AIM OF THE EXERCISE:
Count, in the entries, the lines with "this". Answer with the number only.

--- LISTED ENTRIES ---

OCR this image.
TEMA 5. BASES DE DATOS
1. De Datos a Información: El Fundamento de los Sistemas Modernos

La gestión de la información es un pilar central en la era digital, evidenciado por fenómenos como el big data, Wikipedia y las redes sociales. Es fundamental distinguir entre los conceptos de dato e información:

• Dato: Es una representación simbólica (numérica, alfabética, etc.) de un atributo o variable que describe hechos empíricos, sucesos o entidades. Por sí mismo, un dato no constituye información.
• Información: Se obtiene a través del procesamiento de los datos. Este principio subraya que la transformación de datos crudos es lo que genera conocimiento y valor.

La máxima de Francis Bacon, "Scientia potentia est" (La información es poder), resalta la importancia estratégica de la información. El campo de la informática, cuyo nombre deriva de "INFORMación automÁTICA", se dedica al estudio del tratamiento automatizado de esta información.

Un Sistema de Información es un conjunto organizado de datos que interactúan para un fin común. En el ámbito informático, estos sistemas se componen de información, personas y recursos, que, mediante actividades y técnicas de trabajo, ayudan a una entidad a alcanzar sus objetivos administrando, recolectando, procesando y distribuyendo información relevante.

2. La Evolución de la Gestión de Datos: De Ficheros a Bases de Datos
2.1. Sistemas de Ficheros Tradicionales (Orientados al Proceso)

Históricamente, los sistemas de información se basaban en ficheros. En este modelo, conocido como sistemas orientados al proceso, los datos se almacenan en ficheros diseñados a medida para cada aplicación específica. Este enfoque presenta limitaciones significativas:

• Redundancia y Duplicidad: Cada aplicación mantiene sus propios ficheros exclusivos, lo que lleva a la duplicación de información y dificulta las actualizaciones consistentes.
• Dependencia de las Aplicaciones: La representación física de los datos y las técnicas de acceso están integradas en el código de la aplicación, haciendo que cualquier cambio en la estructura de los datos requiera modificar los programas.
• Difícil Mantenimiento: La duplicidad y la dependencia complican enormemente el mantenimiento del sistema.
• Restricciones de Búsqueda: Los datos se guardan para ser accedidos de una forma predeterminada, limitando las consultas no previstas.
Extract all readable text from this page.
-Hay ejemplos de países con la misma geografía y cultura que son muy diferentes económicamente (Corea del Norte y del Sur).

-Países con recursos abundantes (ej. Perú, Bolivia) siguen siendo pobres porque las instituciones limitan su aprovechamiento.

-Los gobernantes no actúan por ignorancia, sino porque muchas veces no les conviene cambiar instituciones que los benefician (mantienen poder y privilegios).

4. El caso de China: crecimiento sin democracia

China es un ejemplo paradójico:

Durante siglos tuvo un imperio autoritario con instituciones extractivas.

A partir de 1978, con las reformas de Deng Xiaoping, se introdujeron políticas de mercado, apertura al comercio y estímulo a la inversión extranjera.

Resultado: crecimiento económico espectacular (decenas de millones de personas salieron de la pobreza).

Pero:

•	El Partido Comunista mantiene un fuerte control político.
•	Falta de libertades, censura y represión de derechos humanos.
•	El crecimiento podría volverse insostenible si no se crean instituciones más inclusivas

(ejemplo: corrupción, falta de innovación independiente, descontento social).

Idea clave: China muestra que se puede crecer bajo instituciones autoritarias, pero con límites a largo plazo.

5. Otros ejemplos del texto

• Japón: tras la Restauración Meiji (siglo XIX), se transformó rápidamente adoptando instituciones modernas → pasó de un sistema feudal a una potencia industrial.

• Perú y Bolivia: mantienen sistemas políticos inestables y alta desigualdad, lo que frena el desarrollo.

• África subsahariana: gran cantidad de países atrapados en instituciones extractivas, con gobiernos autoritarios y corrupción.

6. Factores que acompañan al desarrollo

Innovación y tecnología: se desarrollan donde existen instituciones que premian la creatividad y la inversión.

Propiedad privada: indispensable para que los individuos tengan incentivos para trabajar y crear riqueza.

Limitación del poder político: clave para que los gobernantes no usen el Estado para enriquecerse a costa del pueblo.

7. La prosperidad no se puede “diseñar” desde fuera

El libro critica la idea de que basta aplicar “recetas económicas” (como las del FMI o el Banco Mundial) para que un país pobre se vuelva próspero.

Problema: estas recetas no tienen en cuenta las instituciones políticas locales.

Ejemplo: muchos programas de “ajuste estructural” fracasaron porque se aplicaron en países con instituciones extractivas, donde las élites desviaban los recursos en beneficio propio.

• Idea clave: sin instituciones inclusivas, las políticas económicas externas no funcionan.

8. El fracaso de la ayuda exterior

---

FINISHED ANSWER:
2